Some records |
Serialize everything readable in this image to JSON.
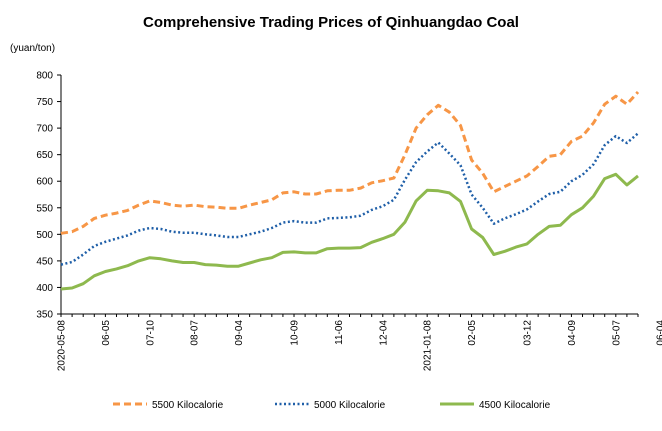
{
  "chart_data": {
    "type": "line",
    "title": "Comprehensive Trading Prices of Qinhuangdao Coal",
    "ylabel": "(yuan/ton)",
    "xlabel": "",
    "ylim": [
      350,
      800
    ],
    "yticks": [
      350,
      400,
      450,
      500,
      550,
      600,
      650,
      700,
      750,
      800
    ],
    "grid": false,
    "legend_position": "bottom",
    "x_tick_labels": [
      {
        "index": 0,
        "label": "2020-05-08"
      },
      {
        "index": 4,
        "label": "06-05"
      },
      {
        "index": 8,
        "label": "07-10"
      },
      {
        "index": 12,
        "label": "08-07"
      },
      {
        "index": 16,
        "label": "09-04"
      },
      {
        "index": 21,
        "label": "10-09"
      },
      {
        "index": 25,
        "label": "11-06"
      },
      {
        "index": 29,
        "label": "12-04"
      },
      {
        "index": 33,
        "label": "2021-01-08"
      },
      {
        "index": 37,
        "label": "02-05"
      },
      {
        "index": 42,
        "label": "03-12"
      },
      {
        "index": 46,
        "label": "04-09"
      },
      {
        "index": 50,
        "label": "05-07"
      },
      {
        "index": 54,
        "label": "06-04"
      }
    ],
    "series": [
      {
        "name": "5500 Kilocalorie",
        "color": "#F79646",
        "dash": "dashed",
        "values": [
          502,
          505,
          515,
          530,
          536,
          540,
          545,
          555,
          563,
          560,
          555,
          553,
          555,
          552,
          551,
          549,
          549,
          555,
          560,
          565,
          578,
          580,
          576,
          576,
          582,
          583,
          583,
          587,
          597,
          601,
          606,
          650,
          700,
          725,
          743,
          730,
          705,
          640,
          615,
          580,
          590,
          600,
          610,
          628,
          647,
          650,
          675,
          685,
          710,
          745,
          760,
          745,
          768
        ]
      },
      {
        "name": "5000 Kilocalorie",
        "color": "#1F5FA8",
        "dash": "dotted",
        "values": [
          443,
          448,
          462,
          478,
          486,
          492,
          498,
          507,
          512,
          510,
          505,
          503,
          503,
          500,
          498,
          495,
          495,
          500,
          505,
          512,
          522,
          525,
          522,
          522,
          530,
          531,
          532,
          535,
          546,
          553,
          565,
          603,
          636,
          656,
          673,
          652,
          630,
          575,
          550,
          520,
          530,
          538,
          547,
          562,
          576,
          580,
          600,
          612,
          632,
          668,
          685,
          672,
          690
        ]
      },
      {
        "name": "4500 Kilocalorie",
        "color": "#8EB94E",
        "dash": "solid",
        "values": [
          397,
          399,
          407,
          422,
          430,
          435,
          441,
          450,
          456,
          454,
          450,
          447,
          447,
          443,
          442,
          440,
          440,
          446,
          452,
          456,
          466,
          467,
          465,
          465,
          473,
          474,
          474,
          475,
          485,
          492,
          500,
          523,
          563,
          583,
          582,
          578,
          562,
          510,
          494,
          462,
          468,
          476,
          482,
          500,
          515,
          517,
          537,
          550,
          572,
          605,
          613,
          593,
          610
        ]
      }
    ]
  }
}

What you should do |
Your task is to copy the entries in full and exactly, without any images.

Expected answer |
Serialize everything readable in this image to JSON.
{
  "chart_data": {
    "type": "line",
    "title": "Comprehensive Trading Prices of Qinhuangdao Coal",
    "ylabel": "(yuan/ton)",
    "xlabel": "",
    "ylim": [
      350,
      800
    ],
    "yticks": [
      350,
      400,
      450,
      500,
      550,
      600,
      650,
      700,
      750,
      800
    ],
    "grid": false,
    "legend_position": "bottom",
    "x_tick_labels": [
      {
        "index": 0,
        "label": "2020-05-08"
      },
      {
        "index": 4,
        "label": "06-05"
      },
      {
        "index": 8,
        "label": "07-10"
      },
      {
        "index": 12,
        "label": "08-07"
      },
      {
        "index": 16,
        "label": "09-04"
      },
      {
        "index": 21,
        "label": "10-09"
      },
      {
        "index": 25,
        "label": "11-06"
      },
      {
        "index": 29,
        "label": "12-04"
      },
      {
        "index": 33,
        "label": "2021-01-08"
      },
      {
        "index": 37,
        "label": "02-05"
      },
      {
        "index": 42,
        "label": "03-12"
      },
      {
        "index": 46,
        "label": "04-09"
      },
      {
        "index": 50,
        "label": "05-07"
      },
      {
        "index": 54,
        "label": "06-04"
      }
    ],
    "series": [
      {
        "name": "5500 Kilocalorie",
        "color": "#F79646",
        "dash": "dashed",
        "values": [
          502,
          505,
          515,
          530,
          536,
          540,
          545,
          555,
          563,
          560,
          555,
          553,
          555,
          552,
          551,
          549,
          549,
          555,
          560,
          565,
          578,
          580,
          576,
          576,
          582,
          583,
          583,
          587,
          597,
          601,
          606,
          650,
          700,
          725,
          743,
          730,
          705,
          640,
          615,
          580,
          590,
          600,
          610,
          628,
          647,
          650,
          675,
          685,
          710,
          745,
          760,
          745,
          768
        ]
      },
      {
        "name": "5000 Kilocalorie",
        "color": "#1F5FA8",
        "dash": "dotted",
        "values": [
          443,
          448,
          462,
          478,
          486,
          492,
          498,
          507,
          512,
          510,
          505,
          503,
          503,
          500,
          498,
          495,
          495,
          500,
          505,
          512,
          522,
          525,
          522,
          522,
          530,
          531,
          532,
          535,
          546,
          553,
          565,
          603,
          636,
          656,
          673,
          652,
          630,
          575,
          550,
          520,
          530,
          538,
          547,
          562,
          576,
          580,
          600,
          612,
          632,
          668,
          685,
          672,
          690
        ]
      },
      {
        "name": "4500 Kilocalorie",
        "color": "#8EB94E",
        "dash": "solid",
        "values": [
          397,
          399,
          407,
          422,
          430,
          435,
          441,
          450,
          456,
          454,
          450,
          447,
          447,
          443,
          442,
          440,
          440,
          446,
          452,
          456,
          466,
          467,
          465,
          465,
          473,
          474,
          474,
          475,
          485,
          492,
          500,
          523,
          563,
          583,
          582,
          578,
          562,
          510,
          494,
          462,
          468,
          476,
          482,
          500,
          515,
          517,
          537,
          550,
          572,
          605,
          613,
          593,
          610
        ]
      }
    ]
  }
}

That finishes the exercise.